■ What this task involves:
Print all of the entries exactly, minus the pictures.

■ Records supplied:
--------------------

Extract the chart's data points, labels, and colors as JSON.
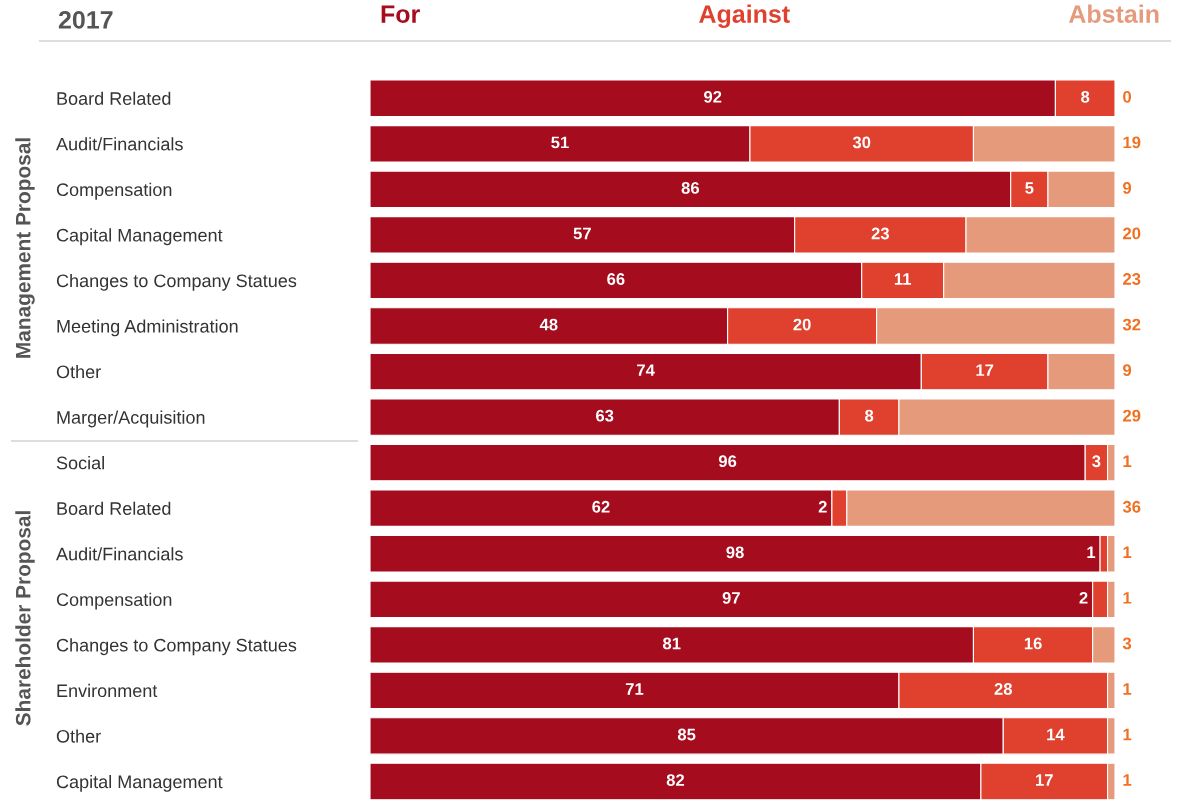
{
  "chart_data": {
    "type": "bar",
    "orientation": "horizontal",
    "stacked": true,
    "title": "2017",
    "categories": [
      "Board Related",
      "Audit/Financials",
      "Compensation",
      "Capital Management",
      "Changes to Company Statues",
      "Meeting Administration",
      "Other",
      "Marger/Acquisition",
      "Social",
      "Board Related",
      "Audit/Financials",
      "Compensation",
      "Changes to Company Statues",
      "Environment",
      "Other",
      "Capital Management"
    ],
    "series": [
      {
        "name": "For",
        "color": "#a50d1e",
        "values": [
          92,
          51,
          86,
          57,
          66,
          48,
          74,
          63,
          96,
          62,
          98,
          97,
          81,
          71,
          85,
          82
        ]
      },
      {
        "name": "Against",
        "color": "#e0402e",
        "values": [
          8,
          30,
          5,
          23,
          11,
          20,
          17,
          8,
          3,
          2,
          1,
          2,
          16,
          28,
          14,
          17
        ]
      },
      {
        "name": "Abstain",
        "color": "#e69a7c",
        "values": [
          0,
          19,
          9,
          20,
          23,
          32,
          9,
          29,
          1,
          36,
          1,
          1,
          3,
          1,
          1,
          1
        ]
      }
    ],
    "data_labels": true,
    "legend": "top",
    "grid": false,
    "annotations": [
      "Management Proposal",
      "Shareholder Proposal"
    ]
  }
}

--------------------

■ Result of this exercise:
Extract the chart's data points, labels, and colors as JSON.
{
  "chart_data": {
    "type": "bar",
    "orientation": "horizontal",
    "stacked": true,
    "title": "2017",
    "categories": [
      "Board Related",
      "Audit/Financials",
      "Compensation",
      "Capital Management",
      "Changes to Company Statues",
      "Meeting Administration",
      "Other",
      "Marger/Acquisition",
      "Social",
      "Board Related",
      "Audit/Financials",
      "Compensation",
      "Changes to Company Statues",
      "Environment",
      "Other",
      "Capital Management"
    ],
    "series": [
      {
        "name": "For",
        "color": "#a50d1e",
        "values": [
          92,
          51,
          86,
          57,
          66,
          48,
          74,
          63,
          96,
          62,
          98,
          97,
          81,
          71,
          85,
          82
        ]
      },
      {
        "name": "Against",
        "color": "#e0402e",
        "values": [
          8,
          30,
          5,
          23,
          11,
          20,
          17,
          8,
          3,
          2,
          1,
          2,
          16,
          28,
          14,
          17
        ]
      },
      {
        "name": "Abstain",
        "color": "#e69a7c",
        "values": [
          0,
          19,
          9,
          20,
          23,
          32,
          9,
          29,
          1,
          36,
          1,
          1,
          3,
          1,
          1,
          1
        ]
      }
    ],
    "data_labels": true,
    "legend": "top",
    "grid": false,
    "annotations": [
      "Management Proposal",
      "Shareholder Proposal"
    ]
  }
}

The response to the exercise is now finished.